Stored items

::::

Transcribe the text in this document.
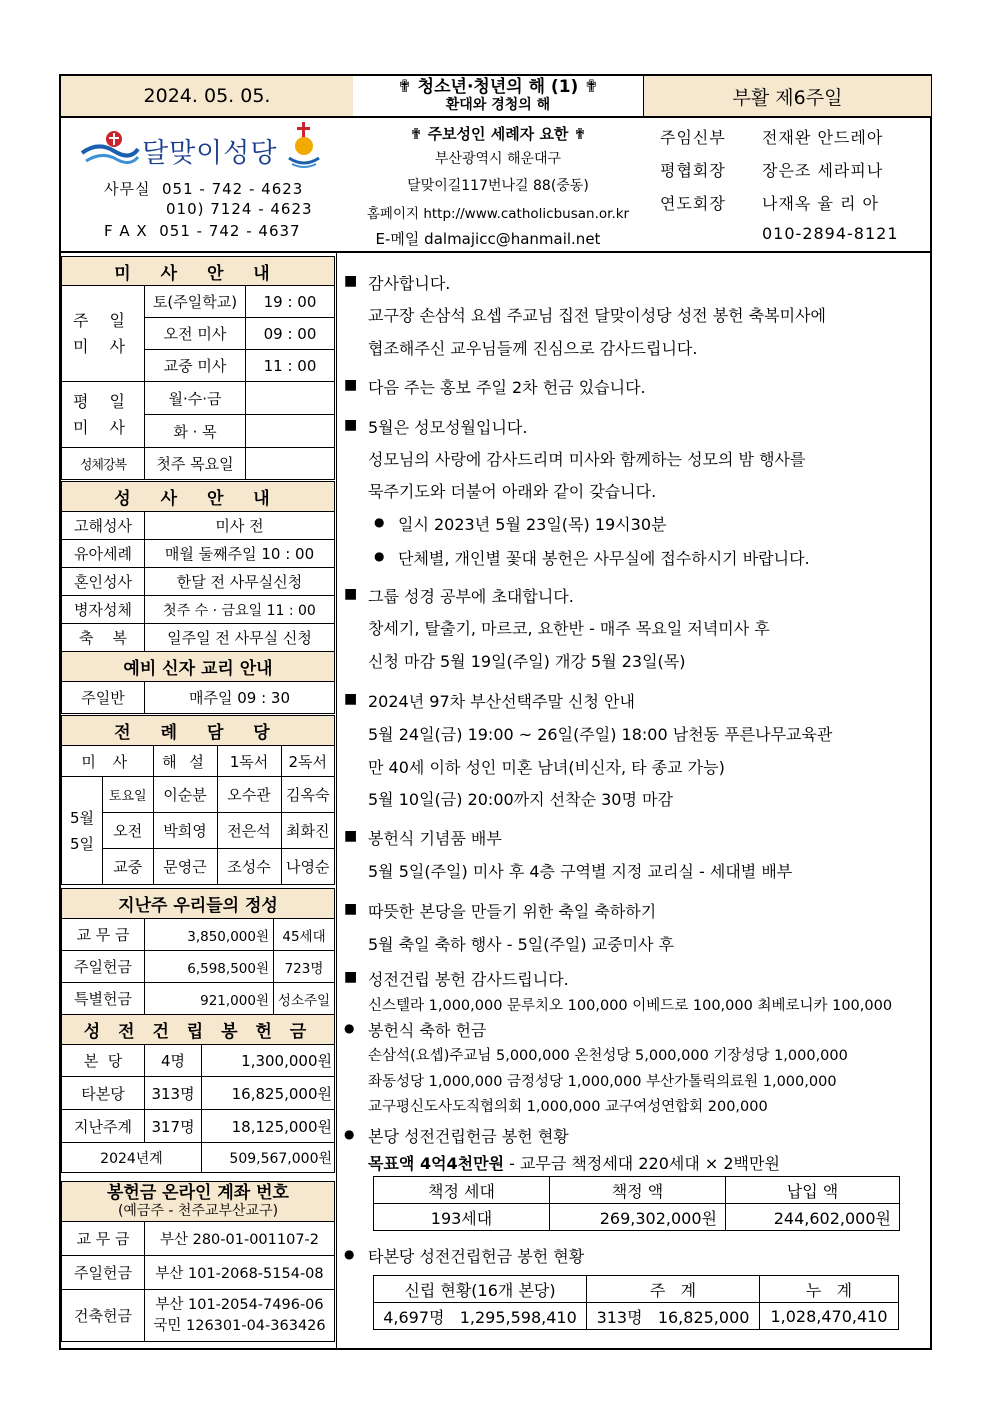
2024. 05. 05.	✟ 청소년·청년의 해 (1) ✟
환대와 경청의 해	부활 제6주일
달맞이성당
사무실  051 - 742 - 4623
010) 7124 - 4623
F A X  051 - 742 - 4637
✟ 주보성인 세례자 요한 ✟
부산광역시 해운대구
달맞이길117번나길 88(중동)
홈페이지 http://www.catholicbusan.or.kr
E-메일 dalmajicc@hanmail.net
주임신부 전재완 안드레아
평협회장 장은조 세라피나
연도회장 나재옥 율 리 아
010-2894-8121
미 사 안 내		
주 일
미 사	토(주일학교)	19 : 00
	오전 미사	09 : 00
	교중 미사	11 : 00
평 일
미 사	월·수·금	
	화 · 목	
성체강복	첫주 목요일	
성 사 안 내	
고해성사	미사 전
유아세례	매월 둘째주일 10 : 00
혼인성사	한달 전 사무실신청
병자성체	첫주 수 · 금요일 11 : 00
축    복	일주일 전 사무실 신청
예비 신자 교리 안내	
주일반	매주일 09 : 30
전 례 담 당				
미 사		해 설	1독서	2독서
5월
5일	토요일	이순분	오수관	김옥숙
	오전	박희영	전은석	최화진
	교중	문영근	조성수	나영순
지난주 우리들의 정성		
교 무 금	3,850,000원	45세대
주일헌금	6,598,500원	723명
특별헌금	921,000원	성소주일
성 전 건 립 봉 헌 금		
본  당	4명	1,300,000원
타본당	313명	16,825,000원
지난주계	317명	18,125,000원
2024년계		509,567,000원
봉헌금 온라인 계좌 번호
(예금주 - 천주교부산교구)	

교 무 금	부산 280-01-001107-2
주일헌금	부산 101-2068-5154-08
건축헌금	부산 101-2054-7496-06
국민 126301-04-363426
■ 감사합니다.
교구장 손삼석 요셉 주교님 집전 달맞이성당 성전 봉헌 축복미사에
협조해주신 교우님들께 진심으로 감사드립니다.
■ 다음 주는 홍보 주일 2차 헌금 있습니다.
■ 5월은 성모성월입니다.
성모님의 사랑에 감사드리며 미사와 함께하는 성모의 밤 행사를
묵주기도와 더불어 아래와 같이 갖습니다.
● 일시 2023년 5월 23일(목) 19시30분
● 단체별, 개인별 꽃대 봉헌은 사무실에 접수하시기 바랍니다.
■ 그룹 성경 공부에 초대합니다.
창세기, 탈출기, 마르코, 요한반 - 매주 목요일 저녁미사 후
신청 마감 5월 19일(주일) 개강 5월 23일(목)
■ 2024년 97차 부산선택주말 신청 안내
5월 24일(금) 19:00 ~ 26일(주일) 18:00 남천동 푸른나무교육관
만 40세 이하 성인 미혼 남녀(비신자, 타 종교 가능)
5월 10일(금) 20:00까지 선착순 30명 마감
■ 봉헌식 기념품 배부
5월 5일(주일) 미사 후 4층 구역별 지정 교리실 - 세대별 배부
■ 따뜻한 본당을 만들기 위한 축일 축하하기
5월 축일 축하 행사 - 5일(주일) 교중미사 후
■ 성전건립 봉헌 감사드립니다.
신스텔라 1,000,000 문루치오 100,000 이베드로 100,000 최베로니카 100,000
● 봉헌식 축하 헌금
손삼석(요셉)주교님 5,000,000 온천성당 5,000,000 기장성당 1,000,000
좌동성당 1,000,000 금정성당 1,000,000 부산가톨릭의료원 1,000,000
교구평신도사도직협의회 1,000,000 교구여성연합회 200,000
● 본당 성전건립헌금 봉헌 현황
목표액 4억4천만원 - 교무금 책정세대 220세대 × 2백만원
● 타본당 성전건립헌금 봉헌 현황
책정 세대	책정 액	납입 액
193세대	269,302,000원	244,602,000원
신립 현황(16개 본당)	주   계	누   계
4,697명   1,295,598,410	313명   16,825,000	1,028,470,410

::::

WHAT THE TASK ASKS: Restate the entire listing word for word, excluding pictures.

COMPLETE RESPONSE:
Transcribe the text in this document.
2024. 05. 05.	✟ 청소년·청년의 해 (1) ✟
환대와 경청의 해	부활 제6주일
달맞이성당
사무실  051 - 742 - 4623
010) 7124 - 4623
F A X  051 - 742 - 4637
✟ 주보성인 세례자 요한 ✟
부산광역시 해운대구
달맞이길117번나길 88(중동)
홈페이지 http://www.catholicbusan.or.kr
E-메일 dalmajicc@hanmail.net
주임신부 전재완 안드레아
평협회장 장은조 세라피나
연도회장 나재옥 율 리 아
010-2894-8121
미 사 안 내		
주 일
미 사	토(주일학교)	19 : 00
	오전 미사	09 : 00
	교중 미사	11 : 00
평 일
미 사	월·수·금	
	화 · 목	
성체강복	첫주 목요일	
성 사 안 내	
고해성사	미사 전
유아세례	매월 둘째주일 10 : 00
혼인성사	한달 전 사무실신청
병자성체	첫주 수 · 금요일 11 : 00
축    복	일주일 전 사무실 신청
예비 신자 교리 안내	
주일반	매주일 09 : 30
전 례 담 당				
미 사		해 설	1독서	2독서
5월
5일	토요일	이순분	오수관	김옥숙
	오전	박희영	전은석	최화진
	교중	문영근	조성수	나영순
지난주 우리들의 정성		
교 무 금	3,850,000원	45세대
주일헌금	6,598,500원	723명
특별헌금	921,000원	성소주일
성 전 건 립 봉 헌 금		
본  당	4명	1,300,000원
타본당	313명	16,825,000원
지난주계	317명	18,125,000원
2024년계		509,567,000원
봉헌금 온라인 계좌 번호
(예금주 - 천주교부산교구)	

교 무 금	부산 280-01-001107-2
주일헌금	부산 101-2068-5154-08
건축헌금	부산 101-2054-7496-06
국민 126301-04-363426
■ 감사합니다.
교구장 손삼석 요셉 주교님 집전 달맞이성당 성전 봉헌 축복미사에
협조해주신 교우님들께 진심으로 감사드립니다.
■ 다음 주는 홍보 주일 2차 헌금 있습니다.
■ 5월은 성모성월입니다.
성모님의 사랑에 감사드리며 미사와 함께하는 성모의 밤 행사를
묵주기도와 더불어 아래와 같이 갖습니다.
● 일시 2023년 5월 23일(목) 19시30분
● 단체별, 개인별 꽃대 봉헌은 사무실에 접수하시기 바랍니다.
■ 그룹 성경 공부에 초대합니다.
창세기, 탈출기, 마르코, 요한반 - 매주 목요일 저녁미사 후
신청 마감 5월 19일(주일) 개강 5월 23일(목)
■ 2024년 97차 부산선택주말 신청 안내
5월 24일(금) 19:00 ~ 26일(주일) 18:00 남천동 푸른나무교육관
만 40세 이하 성인 미혼 남녀(비신자, 타 종교 가능)
5월 10일(금) 20:00까지 선착순 30명 마감
■ 봉헌식 기념품 배부
5월 5일(주일) 미사 후 4층 구역별 지정 교리실 - 세대별 배부
■ 따뜻한 본당을 만들기 위한 축일 축하하기
5월 축일 축하 행사 - 5일(주일) 교중미사 후
■ 성전건립 봉헌 감사드립니다.
신스텔라 1,000,000 문루치오 100,000 이베드로 100,000 최베로니카 100,000
● 봉헌식 축하 헌금
손삼석(요셉)주교님 5,000,000 온천성당 5,000,000 기장성당 1,000,000
좌동성당 1,000,000 금정성당 1,000,000 부산가톨릭의료원 1,000,000
교구평신도사도직협의회 1,000,000 교구여성연합회 200,000
● 본당 성전건립헌금 봉헌 현황
목표액 4억4천만원 - 교무금 책정세대 220세대 × 2백만원
● 타본당 성전건립헌금 봉헌 현황
책정 세대	책정 액	납입 액
193세대	269,302,000원	244,602,000원
신립 현황(16개 본당)	주   계	누   계
4,697명   1,295,598,410	313명   16,825,000	1,028,470,410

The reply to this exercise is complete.